EXERCISE REQUIREMENTS: Look over the lines below. Report each one that includes the string "styku".
================================
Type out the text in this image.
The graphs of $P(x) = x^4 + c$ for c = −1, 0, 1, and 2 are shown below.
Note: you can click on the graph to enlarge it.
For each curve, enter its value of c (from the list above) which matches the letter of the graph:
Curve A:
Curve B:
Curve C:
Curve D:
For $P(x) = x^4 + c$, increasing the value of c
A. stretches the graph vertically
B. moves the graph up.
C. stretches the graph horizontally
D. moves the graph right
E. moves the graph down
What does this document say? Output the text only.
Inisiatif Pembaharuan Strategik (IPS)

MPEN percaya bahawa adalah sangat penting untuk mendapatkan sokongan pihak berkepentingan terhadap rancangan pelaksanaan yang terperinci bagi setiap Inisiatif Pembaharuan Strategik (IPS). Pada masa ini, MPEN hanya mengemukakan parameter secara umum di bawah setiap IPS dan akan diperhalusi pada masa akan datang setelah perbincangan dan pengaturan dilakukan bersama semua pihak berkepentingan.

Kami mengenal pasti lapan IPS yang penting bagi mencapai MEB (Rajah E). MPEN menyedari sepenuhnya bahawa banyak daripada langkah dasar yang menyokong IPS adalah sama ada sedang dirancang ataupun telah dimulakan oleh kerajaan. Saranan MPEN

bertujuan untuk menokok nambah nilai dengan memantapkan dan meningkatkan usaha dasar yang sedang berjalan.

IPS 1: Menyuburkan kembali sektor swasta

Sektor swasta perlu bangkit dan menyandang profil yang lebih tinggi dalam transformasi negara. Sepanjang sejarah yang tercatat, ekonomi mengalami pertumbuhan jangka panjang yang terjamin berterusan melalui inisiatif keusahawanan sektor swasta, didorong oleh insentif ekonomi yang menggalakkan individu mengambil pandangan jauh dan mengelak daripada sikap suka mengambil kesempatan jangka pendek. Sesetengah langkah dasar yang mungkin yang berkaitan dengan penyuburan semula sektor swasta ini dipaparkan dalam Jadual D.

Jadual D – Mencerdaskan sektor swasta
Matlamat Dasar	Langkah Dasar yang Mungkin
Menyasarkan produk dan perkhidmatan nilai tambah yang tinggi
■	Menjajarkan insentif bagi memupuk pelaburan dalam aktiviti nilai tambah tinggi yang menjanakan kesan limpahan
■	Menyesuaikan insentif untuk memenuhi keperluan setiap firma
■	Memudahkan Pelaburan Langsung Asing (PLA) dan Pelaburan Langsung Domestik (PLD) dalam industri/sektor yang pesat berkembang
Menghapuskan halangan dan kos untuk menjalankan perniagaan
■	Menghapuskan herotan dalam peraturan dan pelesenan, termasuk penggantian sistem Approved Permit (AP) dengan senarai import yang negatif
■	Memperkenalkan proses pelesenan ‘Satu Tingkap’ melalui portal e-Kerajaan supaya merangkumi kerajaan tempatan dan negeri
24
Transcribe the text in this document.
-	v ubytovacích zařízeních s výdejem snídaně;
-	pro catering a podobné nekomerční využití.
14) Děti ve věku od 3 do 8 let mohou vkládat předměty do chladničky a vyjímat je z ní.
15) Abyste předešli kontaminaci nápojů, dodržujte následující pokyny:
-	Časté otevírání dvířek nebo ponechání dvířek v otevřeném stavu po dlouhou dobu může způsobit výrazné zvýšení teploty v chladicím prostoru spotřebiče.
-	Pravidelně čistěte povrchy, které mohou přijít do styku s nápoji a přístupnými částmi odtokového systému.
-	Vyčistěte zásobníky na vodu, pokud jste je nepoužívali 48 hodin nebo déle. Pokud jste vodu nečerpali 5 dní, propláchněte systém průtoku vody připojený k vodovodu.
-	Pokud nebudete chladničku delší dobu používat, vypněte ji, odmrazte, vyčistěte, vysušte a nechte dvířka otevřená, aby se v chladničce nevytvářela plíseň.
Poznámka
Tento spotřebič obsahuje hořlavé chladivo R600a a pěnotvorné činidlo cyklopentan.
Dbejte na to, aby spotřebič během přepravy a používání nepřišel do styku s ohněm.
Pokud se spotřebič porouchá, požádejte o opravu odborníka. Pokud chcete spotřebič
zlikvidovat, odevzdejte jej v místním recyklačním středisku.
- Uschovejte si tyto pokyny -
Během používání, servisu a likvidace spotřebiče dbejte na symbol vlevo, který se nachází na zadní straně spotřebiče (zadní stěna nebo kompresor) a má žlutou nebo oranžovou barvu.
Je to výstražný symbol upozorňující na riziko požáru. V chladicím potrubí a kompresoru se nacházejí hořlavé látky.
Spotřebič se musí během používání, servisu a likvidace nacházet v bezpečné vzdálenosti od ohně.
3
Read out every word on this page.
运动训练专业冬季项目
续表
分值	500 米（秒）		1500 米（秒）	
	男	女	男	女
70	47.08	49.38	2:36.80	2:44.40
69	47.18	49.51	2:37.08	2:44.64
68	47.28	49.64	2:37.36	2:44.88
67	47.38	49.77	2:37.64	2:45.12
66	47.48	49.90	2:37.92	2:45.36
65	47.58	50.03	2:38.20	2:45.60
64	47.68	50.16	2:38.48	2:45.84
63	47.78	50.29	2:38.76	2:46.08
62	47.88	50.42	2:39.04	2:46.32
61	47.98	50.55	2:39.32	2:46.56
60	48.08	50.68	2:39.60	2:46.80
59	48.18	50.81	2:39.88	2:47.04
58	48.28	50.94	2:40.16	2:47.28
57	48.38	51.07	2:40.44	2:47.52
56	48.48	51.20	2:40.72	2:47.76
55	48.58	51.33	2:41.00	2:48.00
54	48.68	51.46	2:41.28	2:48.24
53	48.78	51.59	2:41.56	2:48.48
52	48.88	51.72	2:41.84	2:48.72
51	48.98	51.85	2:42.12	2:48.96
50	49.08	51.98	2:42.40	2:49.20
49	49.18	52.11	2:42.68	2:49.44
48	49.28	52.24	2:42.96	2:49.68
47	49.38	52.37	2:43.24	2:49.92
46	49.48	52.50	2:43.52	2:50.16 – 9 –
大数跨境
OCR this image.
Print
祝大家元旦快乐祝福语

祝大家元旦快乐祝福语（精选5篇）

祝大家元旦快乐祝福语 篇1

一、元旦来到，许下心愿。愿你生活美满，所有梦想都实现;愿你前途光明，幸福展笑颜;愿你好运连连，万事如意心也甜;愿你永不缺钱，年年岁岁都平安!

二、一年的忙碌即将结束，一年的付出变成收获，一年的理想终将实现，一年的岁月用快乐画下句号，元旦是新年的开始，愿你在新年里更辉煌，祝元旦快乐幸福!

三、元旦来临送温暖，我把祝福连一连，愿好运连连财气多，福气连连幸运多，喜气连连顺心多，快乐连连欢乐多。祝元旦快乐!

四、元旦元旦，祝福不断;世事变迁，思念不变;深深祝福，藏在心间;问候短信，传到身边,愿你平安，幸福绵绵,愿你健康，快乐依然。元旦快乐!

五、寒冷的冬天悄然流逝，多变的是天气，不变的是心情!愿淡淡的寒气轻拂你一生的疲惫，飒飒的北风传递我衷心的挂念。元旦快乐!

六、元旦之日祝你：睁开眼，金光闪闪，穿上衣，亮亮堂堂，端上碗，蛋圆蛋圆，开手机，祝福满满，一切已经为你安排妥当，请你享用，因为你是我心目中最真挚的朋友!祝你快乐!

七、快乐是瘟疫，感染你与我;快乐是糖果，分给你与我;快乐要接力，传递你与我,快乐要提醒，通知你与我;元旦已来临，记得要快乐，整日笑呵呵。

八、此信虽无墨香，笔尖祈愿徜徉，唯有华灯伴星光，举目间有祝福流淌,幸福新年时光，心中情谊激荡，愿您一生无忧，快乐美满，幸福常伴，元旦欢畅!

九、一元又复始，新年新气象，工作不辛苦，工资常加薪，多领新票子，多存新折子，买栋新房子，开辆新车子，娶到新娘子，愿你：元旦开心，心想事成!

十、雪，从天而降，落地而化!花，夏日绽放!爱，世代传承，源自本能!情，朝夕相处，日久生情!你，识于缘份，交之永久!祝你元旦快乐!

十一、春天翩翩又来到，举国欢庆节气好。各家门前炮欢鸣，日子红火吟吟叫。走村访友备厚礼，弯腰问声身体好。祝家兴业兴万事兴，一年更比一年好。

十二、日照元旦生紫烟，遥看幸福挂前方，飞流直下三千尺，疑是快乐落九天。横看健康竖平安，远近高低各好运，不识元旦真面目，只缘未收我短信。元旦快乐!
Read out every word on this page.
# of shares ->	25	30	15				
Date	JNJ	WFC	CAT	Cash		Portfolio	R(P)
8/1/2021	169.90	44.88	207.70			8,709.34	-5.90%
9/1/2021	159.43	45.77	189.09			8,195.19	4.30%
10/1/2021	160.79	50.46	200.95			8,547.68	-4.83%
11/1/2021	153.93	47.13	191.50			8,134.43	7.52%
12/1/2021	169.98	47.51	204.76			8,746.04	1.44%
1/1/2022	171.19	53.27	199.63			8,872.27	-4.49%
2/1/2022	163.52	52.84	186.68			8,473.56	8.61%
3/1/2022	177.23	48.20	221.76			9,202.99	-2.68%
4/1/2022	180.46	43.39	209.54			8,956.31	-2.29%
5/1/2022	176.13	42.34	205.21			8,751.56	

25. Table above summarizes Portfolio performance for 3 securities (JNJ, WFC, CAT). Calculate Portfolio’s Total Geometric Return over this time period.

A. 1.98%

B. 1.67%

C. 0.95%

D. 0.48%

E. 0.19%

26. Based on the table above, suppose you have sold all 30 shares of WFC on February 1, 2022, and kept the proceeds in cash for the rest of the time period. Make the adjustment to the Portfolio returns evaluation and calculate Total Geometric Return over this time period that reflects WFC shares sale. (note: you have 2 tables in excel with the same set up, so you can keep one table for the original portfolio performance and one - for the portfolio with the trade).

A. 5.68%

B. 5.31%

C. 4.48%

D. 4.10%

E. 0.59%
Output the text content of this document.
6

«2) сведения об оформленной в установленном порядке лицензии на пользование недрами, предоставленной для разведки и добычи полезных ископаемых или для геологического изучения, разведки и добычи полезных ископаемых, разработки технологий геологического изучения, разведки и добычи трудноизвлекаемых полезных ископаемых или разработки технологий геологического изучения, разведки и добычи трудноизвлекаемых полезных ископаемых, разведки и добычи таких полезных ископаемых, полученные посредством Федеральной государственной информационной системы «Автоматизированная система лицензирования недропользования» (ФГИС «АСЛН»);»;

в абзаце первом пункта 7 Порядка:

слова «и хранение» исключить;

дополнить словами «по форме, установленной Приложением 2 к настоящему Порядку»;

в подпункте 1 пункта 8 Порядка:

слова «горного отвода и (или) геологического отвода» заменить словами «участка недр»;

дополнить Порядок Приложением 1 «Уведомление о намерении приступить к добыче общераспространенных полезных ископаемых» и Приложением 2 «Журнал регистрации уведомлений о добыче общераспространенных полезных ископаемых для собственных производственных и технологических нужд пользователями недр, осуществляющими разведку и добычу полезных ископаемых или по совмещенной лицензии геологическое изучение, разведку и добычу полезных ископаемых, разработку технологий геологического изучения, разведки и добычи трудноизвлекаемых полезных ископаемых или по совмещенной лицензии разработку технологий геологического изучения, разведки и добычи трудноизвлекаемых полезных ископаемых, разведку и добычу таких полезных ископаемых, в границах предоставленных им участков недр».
================================
TASK ANSWER:
-	Pravidelně čistěte povrchy, které mohou přijít do styku s nápoji a přístupnými částmi odtokového systému.
Dbejte na to, aby spotřebič během přepravy a používání nepřišel do styku s ohněm.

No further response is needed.